* _What you will do_
Omit the pictures, then write out every entry exactly as it reads.

Source data
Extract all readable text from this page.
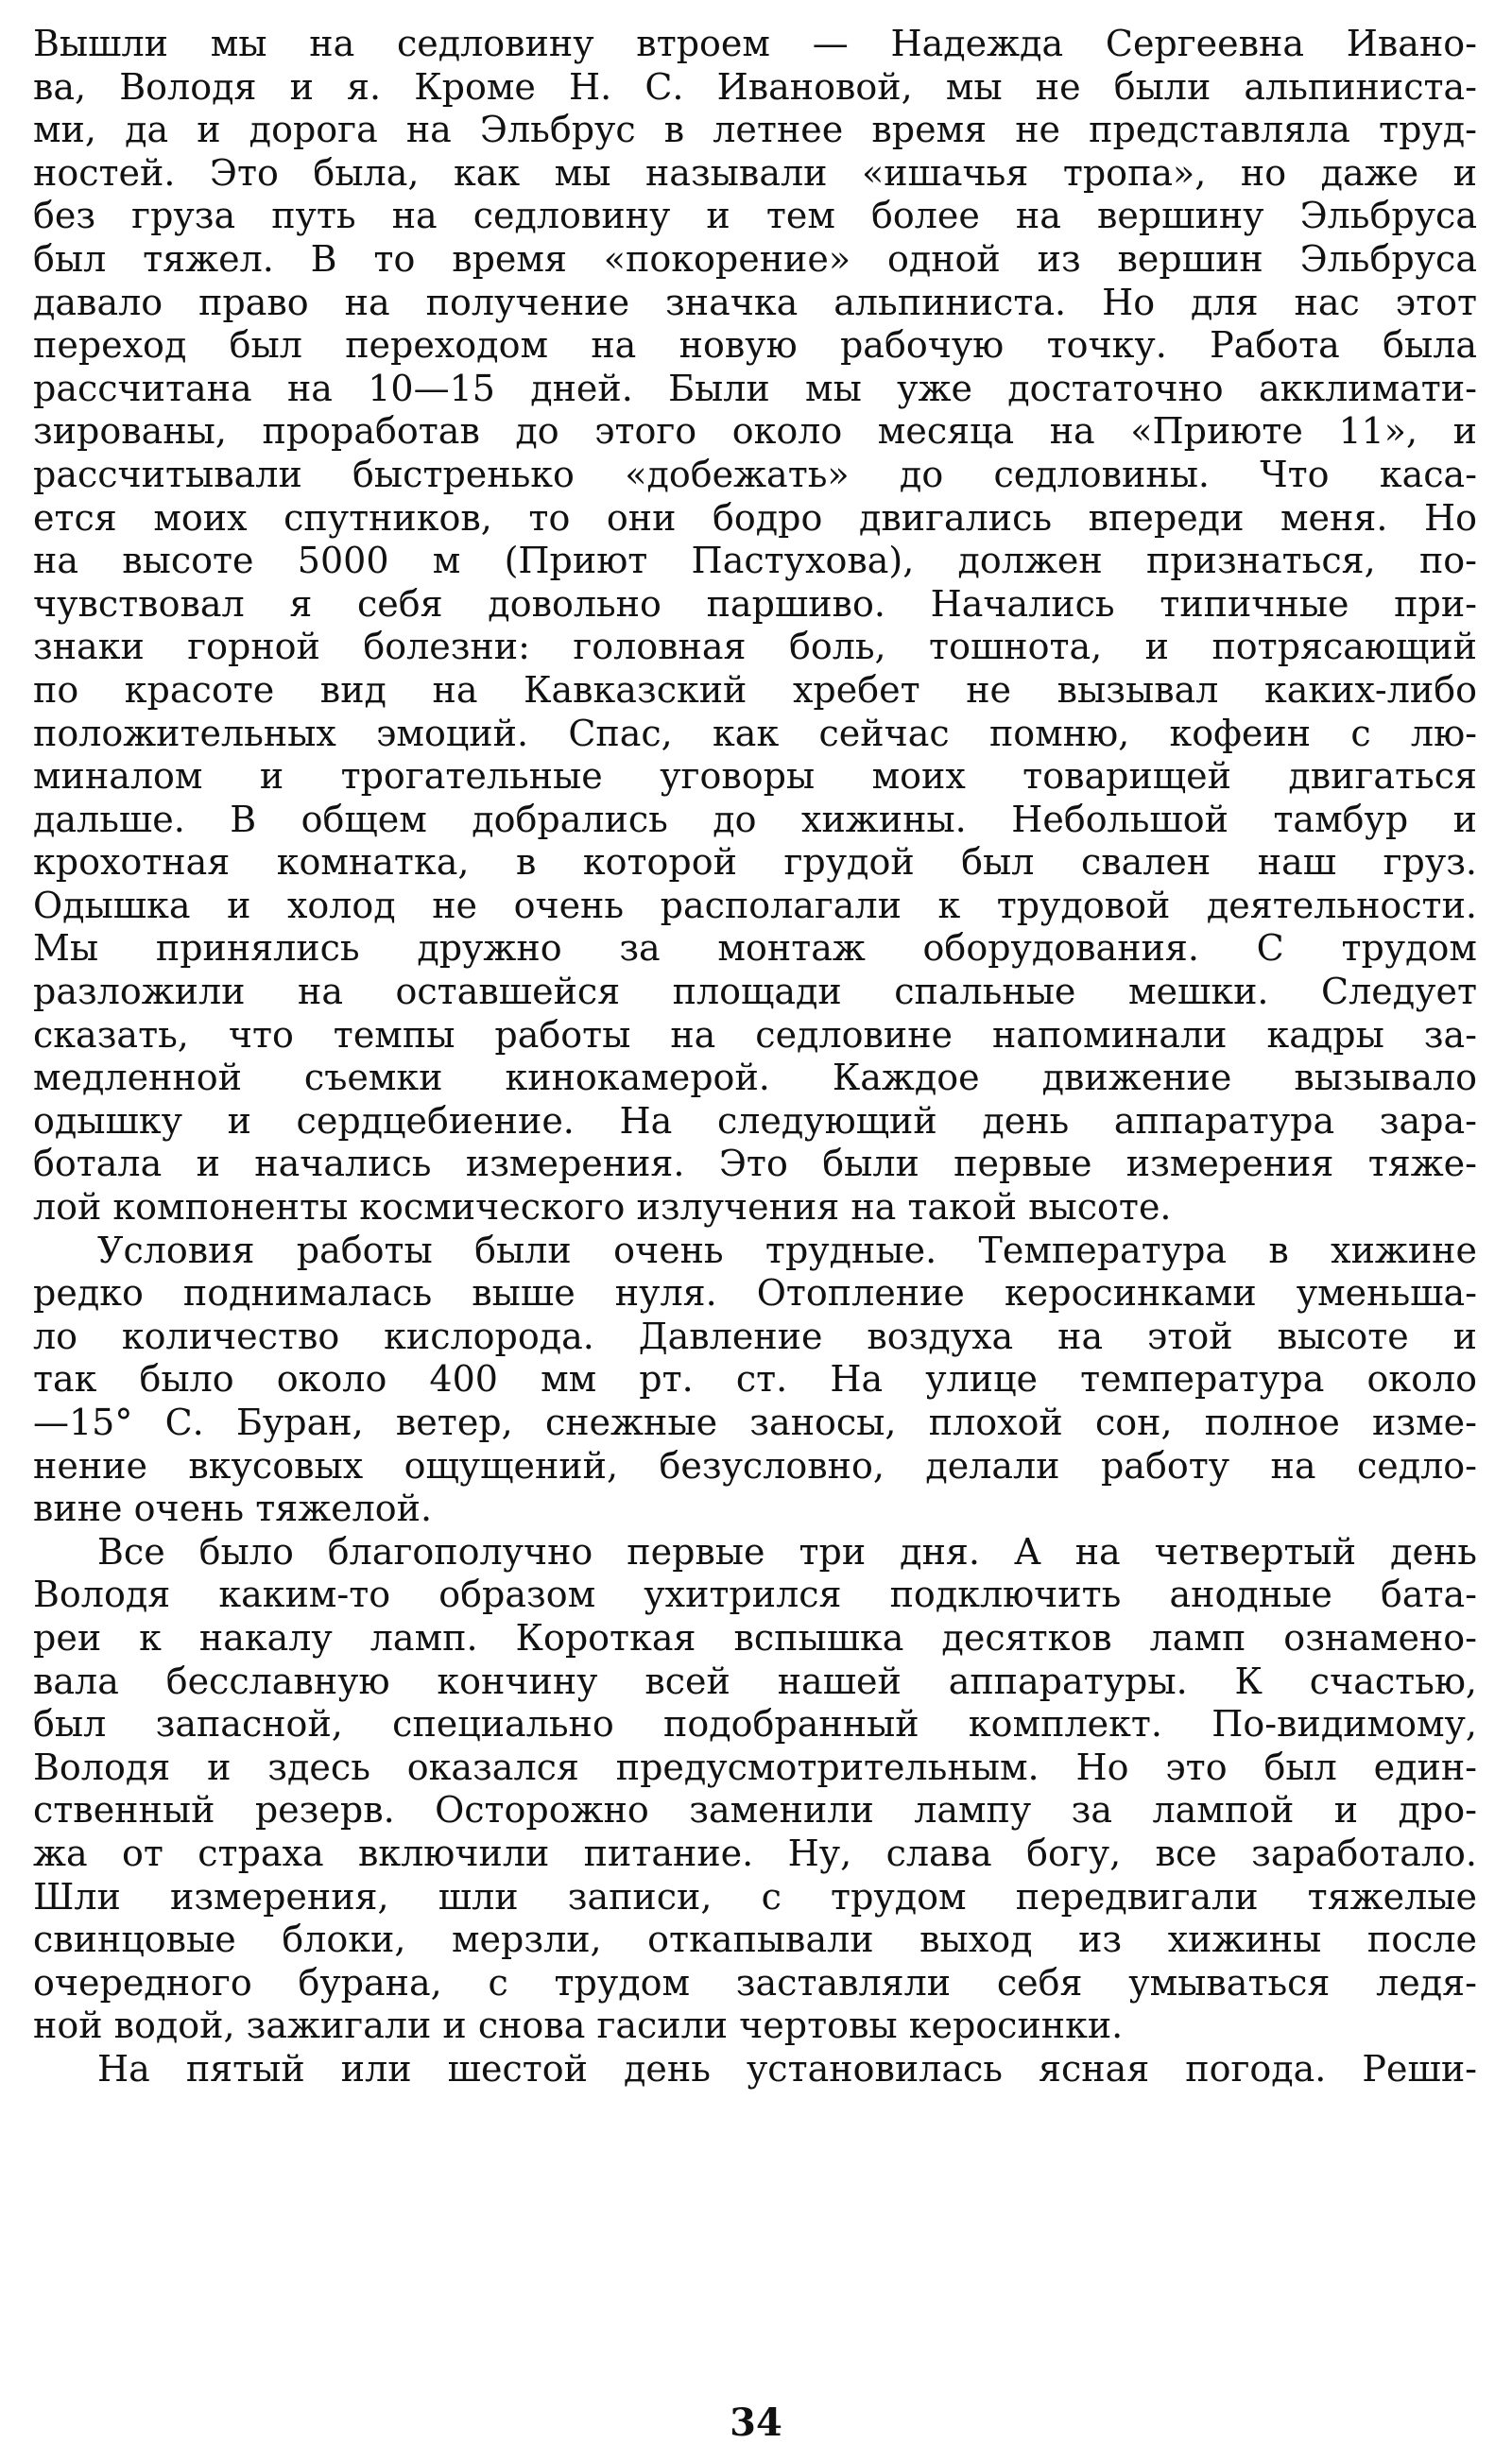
Вышли мы на седловину втроем — Надежда Сергеевна Ивано-
ва, Володя и я. Кроме Н. С. Ивановой, мы не были альпиниста-
ми, да и дорога на Эльбрус в летнее время не представляла труд-
ностей. Это была, как мы называли «ишачья тропа», но даже и
без груза путь на седловину и тем более на вершину Эльбруса
был тяжел. В то время «покорение» одной из вершин Эльбруса
давало право на получение значка альпиниста. Но для нас этот
переход был переходом на новую рабочую точку. Работа была
рассчитана на 10—15 дней. Были мы уже достаточно акклимати-
зированы, проработав до этого около месяца на «Приюте 11», и
рассчитывали быстренько «добежать» до седловины. Что каса-
ется моих спутников, то они бодро двигались впереди меня. Но
на высоте 5000 м (Приют Пастухова), должен признаться, по-
чувствовал я себя довольно паршиво. Начались типичные при-
знаки горной болезни: головная боль, тошнота, и потрясающий
по красоте вид на Кавказский хребет не вызывал каких-либо
положительных эмоций. Спас, как сейчас помню, кофеин с лю-
миналом и трогательные уговоры моих товарищей двигаться
дальше. В общем добрались до хижины. Небольшой тамбур и
крохотная комнатка, в которой грудой был свален наш груз.
Одышка и холод не очень располагали к трудовой деятельности.
Мы принялись дружно за монтаж оборудования. С трудом
разложили на оставшейся площади спальные мешки. Следует
сказать, что темпы работы на седловине напоминали кадры за-
медленной съемки кинокамерой. Каждое движение вызывало
одышку и сердцебиение. На следующий день аппаратура зара-
ботала и начались измерения. Это были первые измерения тяже-
лой компоненты космического излучения на такой высоте.
Условия работы были очень трудные. Температура в хижине
редко поднималась выше нуля. Отопление керосинками уменьша-
ло количество кислорода. Давление воздуха на этой высоте и
так было около 400 мм рт. ст. На улице температура около
—15° С. Буран, ветер, снежные заносы, плохой сон, полное изме-
нение вкусовых ощущений, безусловно, делали работу на седло-
вине очень тяжелой.
Все было благополучно первые три дня. А на четвертый день
Володя каким-то образом ухитрился подключить анодные бата-
реи к накалу ламп. Короткая вспышка десятков ламп ознамено-
вала бесславную кончину всей нашей аппаратуры. К счастью,
был запасной, специально подобранный комплект. По-видимому,
Володя и здесь оказался предусмотрительным. Но это был един-
ственный резерв. Осторожно заменили лампу за лампой и дро-
жа от страха включили питание. Ну, слава богу, все заработало.
Шли измерения, шли записи, с трудом передвигали тяжелые
свинцовые блоки, мерзли, откапывали выход из хижины после
очередного бурана, с трудом заставляли себя умываться ледя-
ной водой, зажигали и снова гасили чертовы керосинки.
На пятый или шестой день установилась ясная погода. Реши-
34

* _Task response_
Extract all readable text from this page.
Вышли мы на седловину втроем — Надежда Сергеевна Ивано-
ва, Володя и я. Кроме Н. С. Ивановой, мы не были альпиниста-
ми, да и дорога на Эльбрус в летнее время не представляла труд-
ностей. Это была, как мы называли «ишачья тропа», но даже и
без груза путь на седловину и тем более на вершину Эльбруса
был тяжел. В то время «покорение» одной из вершин Эльбруса
давало право на получение значка альпиниста. Но для нас этот
переход был переходом на новую рабочую точку. Работа была
рассчитана на 10—15 дней. Были мы уже достаточно акклимати-
зированы, проработав до этого около месяца на «Приюте 11», и
рассчитывали быстренько «добежать» до седловины. Что каса-
ется моих спутников, то они бодро двигались впереди меня. Но
на высоте 5000 м (Приют Пастухова), должен признаться, по-
чувствовал я себя довольно паршиво. Начались типичные при-
знаки горной болезни: головная боль, тошнота, и потрясающий
по красоте вид на Кавказский хребет не вызывал каких-либо
положительных эмоций. Спас, как сейчас помню, кофеин с лю-
миналом и трогательные уговоры моих товарищей двигаться
дальше. В общем добрались до хижины. Небольшой тамбур и
крохотная комнатка, в которой грудой был свален наш груз.
Одышка и холод не очень располагали к трудовой деятельности.
Мы принялись дружно за монтаж оборудования. С трудом
разложили на оставшейся площади спальные мешки. Следует
сказать, что темпы работы на седловине напоминали кадры за-
медленной съемки кинокамерой. Каждое движение вызывало
одышку и сердцебиение. На следующий день аппаратура зара-
ботала и начались измерения. Это были первые измерения тяже-
лой компоненты космического излучения на такой высоте.
Условия работы были очень трудные. Температура в хижине
редко поднималась выше нуля. Отопление керосинками уменьша-
ло количество кислорода. Давление воздуха на этой высоте и
так было около 400 мм рт. ст. На улице температура около
—15° С. Буран, ветер, снежные заносы, плохой сон, полное изме-
нение вкусовых ощущений, безусловно, делали работу на седло-
вине очень тяжелой.
Все было благополучно первые три дня. А на четвертый день
Володя каким-то образом ухитрился подключить анодные бата-
реи к накалу ламп. Короткая вспышка десятков ламп ознамено-
вала бесславную кончину всей нашей аппаратуры. К счастью,
был запасной, специально подобранный комплект. По-видимому,
Володя и здесь оказался предусмотрительным. Но это был един-
ственный резерв. Осторожно заменили лампу за лампой и дро-
жа от страха включили питание. Ну, слава богу, все заработало.
Шли измерения, шли записи, с трудом передвигали тяжелые
свинцовые блоки, мерзли, откапывали выход из хижины после
очередного бурана, с трудом заставляли себя умываться ледя-
ной водой, зажигали и снова гасили чертовы керосинки.
На пятый или шестой день установилась ясная погода. Реши-
34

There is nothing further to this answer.